- PROBLEM STATEMENT: Wherever the string "designer" appears in a line, extract that line.

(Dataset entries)
## BEGIN
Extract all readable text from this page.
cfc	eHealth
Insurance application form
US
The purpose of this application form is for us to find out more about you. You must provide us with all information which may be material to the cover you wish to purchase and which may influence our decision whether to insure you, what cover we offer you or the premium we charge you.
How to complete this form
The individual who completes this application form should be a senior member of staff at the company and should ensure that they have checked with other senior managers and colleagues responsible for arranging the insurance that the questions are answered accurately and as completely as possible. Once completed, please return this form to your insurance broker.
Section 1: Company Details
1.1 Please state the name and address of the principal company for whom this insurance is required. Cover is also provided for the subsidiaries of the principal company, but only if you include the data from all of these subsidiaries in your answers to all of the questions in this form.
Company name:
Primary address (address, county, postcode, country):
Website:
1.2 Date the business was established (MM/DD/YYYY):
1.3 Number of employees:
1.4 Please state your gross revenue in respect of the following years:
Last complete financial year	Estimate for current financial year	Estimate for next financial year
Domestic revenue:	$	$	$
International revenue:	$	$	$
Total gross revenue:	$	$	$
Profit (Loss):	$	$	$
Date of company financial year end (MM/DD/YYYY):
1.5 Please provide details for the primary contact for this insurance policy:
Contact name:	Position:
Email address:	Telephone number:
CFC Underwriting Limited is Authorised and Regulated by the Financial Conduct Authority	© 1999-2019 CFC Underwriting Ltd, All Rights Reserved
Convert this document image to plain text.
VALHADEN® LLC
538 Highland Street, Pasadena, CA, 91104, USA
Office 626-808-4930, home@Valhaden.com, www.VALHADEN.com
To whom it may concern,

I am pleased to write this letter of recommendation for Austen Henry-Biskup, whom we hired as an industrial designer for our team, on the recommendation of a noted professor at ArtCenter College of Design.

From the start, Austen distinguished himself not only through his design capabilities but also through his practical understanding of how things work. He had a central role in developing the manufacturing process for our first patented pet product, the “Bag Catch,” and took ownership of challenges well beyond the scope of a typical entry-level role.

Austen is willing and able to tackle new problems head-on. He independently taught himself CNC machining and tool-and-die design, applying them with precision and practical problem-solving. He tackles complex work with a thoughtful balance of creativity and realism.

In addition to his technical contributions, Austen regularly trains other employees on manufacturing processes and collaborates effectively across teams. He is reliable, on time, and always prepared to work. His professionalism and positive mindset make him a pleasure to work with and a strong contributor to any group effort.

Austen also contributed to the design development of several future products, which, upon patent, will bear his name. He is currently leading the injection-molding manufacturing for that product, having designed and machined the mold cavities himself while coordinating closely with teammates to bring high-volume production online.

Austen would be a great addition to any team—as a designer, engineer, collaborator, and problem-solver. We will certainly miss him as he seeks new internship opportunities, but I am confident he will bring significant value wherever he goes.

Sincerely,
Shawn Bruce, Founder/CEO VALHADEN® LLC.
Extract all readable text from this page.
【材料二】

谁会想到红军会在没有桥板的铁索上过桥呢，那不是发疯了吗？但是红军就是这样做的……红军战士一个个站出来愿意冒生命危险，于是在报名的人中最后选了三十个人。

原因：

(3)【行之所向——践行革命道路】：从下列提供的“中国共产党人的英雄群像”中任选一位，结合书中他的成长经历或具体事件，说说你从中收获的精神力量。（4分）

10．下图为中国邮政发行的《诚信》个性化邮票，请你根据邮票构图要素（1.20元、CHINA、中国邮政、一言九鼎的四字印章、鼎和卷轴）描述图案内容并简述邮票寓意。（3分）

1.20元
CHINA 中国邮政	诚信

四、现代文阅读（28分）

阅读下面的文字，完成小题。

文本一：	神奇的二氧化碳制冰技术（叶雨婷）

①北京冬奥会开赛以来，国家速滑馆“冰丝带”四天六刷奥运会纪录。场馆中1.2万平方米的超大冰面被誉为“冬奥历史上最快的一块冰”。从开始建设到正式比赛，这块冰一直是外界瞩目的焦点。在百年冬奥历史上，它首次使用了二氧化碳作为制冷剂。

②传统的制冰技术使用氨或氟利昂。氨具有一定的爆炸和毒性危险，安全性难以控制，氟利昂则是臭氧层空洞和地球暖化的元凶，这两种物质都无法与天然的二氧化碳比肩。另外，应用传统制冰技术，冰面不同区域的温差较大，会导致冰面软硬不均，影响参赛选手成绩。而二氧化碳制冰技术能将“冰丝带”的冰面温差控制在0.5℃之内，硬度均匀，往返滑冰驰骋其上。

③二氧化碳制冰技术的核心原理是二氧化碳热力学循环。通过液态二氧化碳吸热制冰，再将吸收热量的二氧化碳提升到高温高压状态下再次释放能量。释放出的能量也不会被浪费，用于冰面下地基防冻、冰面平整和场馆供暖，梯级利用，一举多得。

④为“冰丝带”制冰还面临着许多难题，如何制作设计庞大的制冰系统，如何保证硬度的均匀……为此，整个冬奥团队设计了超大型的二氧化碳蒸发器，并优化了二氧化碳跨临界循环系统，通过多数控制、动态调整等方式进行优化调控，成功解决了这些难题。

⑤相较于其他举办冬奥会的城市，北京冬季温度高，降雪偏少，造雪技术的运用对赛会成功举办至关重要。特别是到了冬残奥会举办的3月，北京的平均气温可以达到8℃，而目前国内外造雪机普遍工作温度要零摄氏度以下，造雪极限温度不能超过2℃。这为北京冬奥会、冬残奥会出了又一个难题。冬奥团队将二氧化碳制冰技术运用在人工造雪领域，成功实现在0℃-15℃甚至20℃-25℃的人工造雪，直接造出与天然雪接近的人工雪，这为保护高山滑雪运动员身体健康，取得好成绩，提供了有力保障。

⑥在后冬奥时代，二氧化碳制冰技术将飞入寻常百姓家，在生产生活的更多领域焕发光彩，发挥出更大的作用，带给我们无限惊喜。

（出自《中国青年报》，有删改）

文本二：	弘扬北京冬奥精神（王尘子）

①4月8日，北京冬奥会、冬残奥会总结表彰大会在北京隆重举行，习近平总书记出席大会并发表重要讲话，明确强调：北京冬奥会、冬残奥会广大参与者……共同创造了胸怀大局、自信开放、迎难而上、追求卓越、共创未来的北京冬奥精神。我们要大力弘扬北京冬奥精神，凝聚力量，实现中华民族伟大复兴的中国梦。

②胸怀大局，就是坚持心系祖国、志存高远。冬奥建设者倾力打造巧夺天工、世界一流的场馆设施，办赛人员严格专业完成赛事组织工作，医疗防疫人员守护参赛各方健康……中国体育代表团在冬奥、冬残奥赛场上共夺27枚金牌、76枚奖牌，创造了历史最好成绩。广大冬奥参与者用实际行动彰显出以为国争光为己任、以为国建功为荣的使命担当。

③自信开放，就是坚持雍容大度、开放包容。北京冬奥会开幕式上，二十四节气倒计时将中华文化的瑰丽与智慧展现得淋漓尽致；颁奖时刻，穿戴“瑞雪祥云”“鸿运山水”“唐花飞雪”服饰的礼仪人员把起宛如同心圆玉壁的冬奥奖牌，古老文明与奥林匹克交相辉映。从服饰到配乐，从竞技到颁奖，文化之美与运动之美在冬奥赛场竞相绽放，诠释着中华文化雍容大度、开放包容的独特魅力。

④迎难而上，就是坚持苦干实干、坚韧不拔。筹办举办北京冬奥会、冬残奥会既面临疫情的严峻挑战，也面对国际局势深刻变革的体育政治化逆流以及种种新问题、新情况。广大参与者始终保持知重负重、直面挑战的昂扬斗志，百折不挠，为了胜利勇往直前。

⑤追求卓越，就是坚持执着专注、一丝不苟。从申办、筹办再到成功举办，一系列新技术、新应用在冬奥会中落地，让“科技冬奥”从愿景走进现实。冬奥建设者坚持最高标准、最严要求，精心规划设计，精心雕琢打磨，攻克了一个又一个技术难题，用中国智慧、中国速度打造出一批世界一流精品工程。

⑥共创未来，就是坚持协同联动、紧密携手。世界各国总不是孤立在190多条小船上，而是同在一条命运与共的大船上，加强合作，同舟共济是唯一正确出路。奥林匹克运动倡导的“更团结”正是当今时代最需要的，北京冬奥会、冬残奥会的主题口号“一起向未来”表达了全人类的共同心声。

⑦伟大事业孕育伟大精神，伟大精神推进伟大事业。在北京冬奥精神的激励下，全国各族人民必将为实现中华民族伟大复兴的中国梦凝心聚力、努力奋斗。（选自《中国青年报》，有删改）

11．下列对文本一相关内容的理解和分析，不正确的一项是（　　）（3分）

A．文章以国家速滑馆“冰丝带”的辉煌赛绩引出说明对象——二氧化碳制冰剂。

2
## END
- WRITTEN ANSWER:
I am pleased to write this letter of recommendation for Austen Henry-Biskup, whom we hired as an industrial designer for our team, on the recommendation of a noted professor at ArtCenter College of Design.
Austen would be a great addition to any team—as a designer, engineer, collaborator, and problem-solver. We will certainly miss him as he seeks new internship opportunities, but I am confident he will bring significant value wherever he goes.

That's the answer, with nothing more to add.